▶ [Your task]:
Would you repeat the listing exactly but omit every picture?

▶ [Raw records]:
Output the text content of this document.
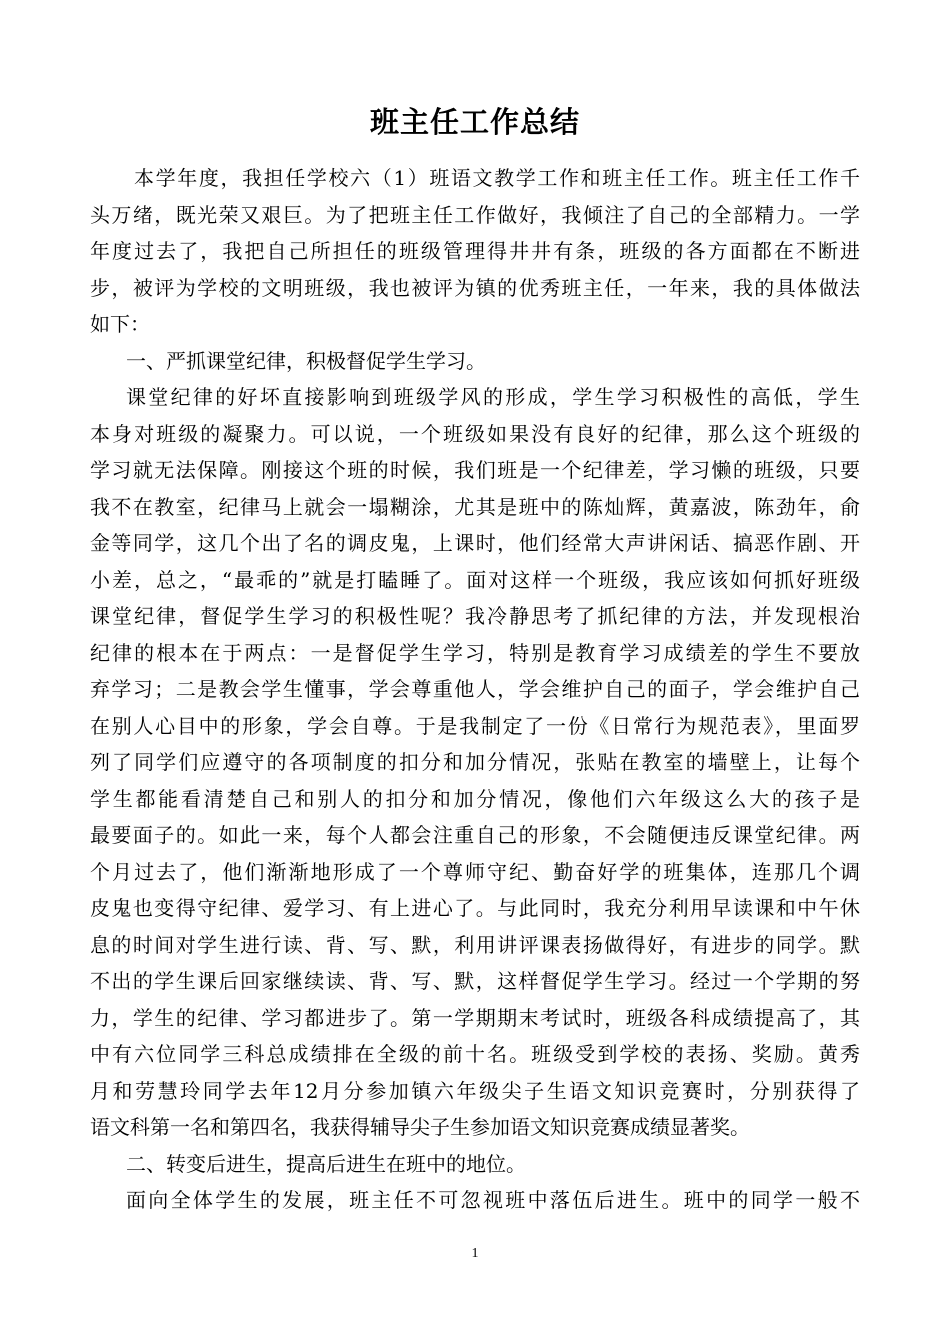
班主任工作总结
本学年度，我担任学校六（1）班语文教学工作和班主任工作。班主任工作千
头万绪，既光荣又艰巨。为了把班主任工作做好，我倾注了自己的全部精力。一学
年度过去了，我把自己所担任的班级管理得井井有条，班级的各方面都在不断进
步，被评为学校的文明班级，我也被评为镇的优秀班主任，一年来，我的具体做法
如下：
一、严抓课堂纪律，积极督促学生学习。
课堂纪律的好坏直接影响到班级学风的形成，学生学习积极性的高低，学生
本身对班级的凝聚力。可以说，一个班级如果没有良好的纪律，那么这个班级的
学习就无法保障。刚接这个班的时候，我们班是一个纪律差，学习懒的班级，只要
我不在教室，纪律马上就会一塌糊涂，尤其是班中的陈灿辉，黄嘉波，陈劲年，俞
金等同学，这几个出了名的调皮鬼，上课时，他们经常大声讲闲话、搞恶作剧、开
小差，总之，“最乖的”就是打瞌睡了。面对这样一个班级，我应该如何抓好班级
课堂纪律，督促学生学习的积极性呢？我冷静思考了抓纪律的方法，并发现根治
纪律的根本在于两点：一是督促学生学习，特别是教育学习成绩差的学生不要放
弃学习；二是教会学生懂事，学会尊重他人，学会维护自己的面子，学会维护自己
在别人心目中的形象，学会自尊。于是我制定了一份《日常行为规范表》，里面罗
列了同学们应遵守的各项制度的扣分和加分情况，张贴在教室的墙壁上，让每个
学生都能看清楚自己和别人的扣分和加分情况，像他们六年级这么大的孩子是
最要面子的。如此一来，每个人都会注重自己的形象，不会随便违反课堂纪律。两
个月过去了，他们渐渐地形成了一个尊师守纪、勤奋好学的班集体，连那几个调
皮鬼也变得守纪律、爱学习、有上进心了。与此同时，我充分利用早读课和中午休
息的时间对学生进行读、背、写、默，利用讲评课表扬做得好，有进步的同学。默
不出的学生课后回家继续读、背、写、默，这样督促学生学习。经过一个学期的努
力，学生的纪律、学习都进步了。第一学期期末考试时，班级各科成绩提高了，其
中有六位同学三科总成绩排在全级的前十名。班级受到学校的表扬、奖励。黄秀
月和劳慧玲同学去年12月分参加镇六年级尖子生语文知识竞赛时，分别获得了
语文科第一名和第四名，我获得辅导尖子生参加语文知识竞赛成绩显著奖。
二、转变后进生，提高后进生在班中的地位。
面向全体学生的发展，班主任不可忽视班中落伍后进生。班中的同学一般不
1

▶ [Reply to the exercise]:
Output the text content of this document.
班主任工作总结
本学年度，我担任学校六（1）班语文教学工作和班主任工作。班主任工作千
头万绪，既光荣又艰巨。为了把班主任工作做好，我倾注了自己的全部精力。一学
年度过去了，我把自己所担任的班级管理得井井有条，班级的各方面都在不断进
步，被评为学校的文明班级，我也被评为镇的优秀班主任，一年来，我的具体做法
如下：
一、严抓课堂纪律，积极督促学生学习。
课堂纪律的好坏直接影响到班级学风的形成，学生学习积极性的高低，学生
本身对班级的凝聚力。可以说，一个班级如果没有良好的纪律，那么这个班级的
学习就无法保障。刚接这个班的时候，我们班是一个纪律差，学习懒的班级，只要
我不在教室，纪律马上就会一塌糊涂，尤其是班中的陈灿辉，黄嘉波，陈劲年，俞
金等同学，这几个出了名的调皮鬼，上课时，他们经常大声讲闲话、搞恶作剧、开
小差，总之，“最乖的”就是打瞌睡了。面对这样一个班级，我应该如何抓好班级
课堂纪律，督促学生学习的积极性呢？我冷静思考了抓纪律的方法，并发现根治
纪律的根本在于两点：一是督促学生学习，特别是教育学习成绩差的学生不要放
弃学习；二是教会学生懂事，学会尊重他人，学会维护自己的面子，学会维护自己
在别人心目中的形象，学会自尊。于是我制定了一份《日常行为规范表》，里面罗
列了同学们应遵守的各项制度的扣分和加分情况，张贴在教室的墙壁上，让每个
学生都能看清楚自己和别人的扣分和加分情况，像他们六年级这么大的孩子是
最要面子的。如此一来，每个人都会注重自己的形象，不会随便违反课堂纪律。两
个月过去了，他们渐渐地形成了一个尊师守纪、勤奋好学的班集体，连那几个调
皮鬼也变得守纪律、爱学习、有上进心了。与此同时，我充分利用早读课和中午休
息的时间对学生进行读、背、写、默，利用讲评课表扬做得好，有进步的同学。默
不出的学生课后回家继续读、背、写、默，这样督促学生学习。经过一个学期的努
力，学生的纪律、学习都进步了。第一学期期末考试时，班级各科成绩提高了，其
中有六位同学三科总成绩排在全级的前十名。班级受到学校的表扬、奖励。黄秀
月和劳慧玲同学去年12月分参加镇六年级尖子生语文知识竞赛时，分别获得了
语文科第一名和第四名，我获得辅导尖子生参加语文知识竞赛成绩显著奖。
二、转变后进生，提高后进生在班中的地位。
面向全体学生的发展，班主任不可忽视班中落伍后进生。班中的同学一般不
1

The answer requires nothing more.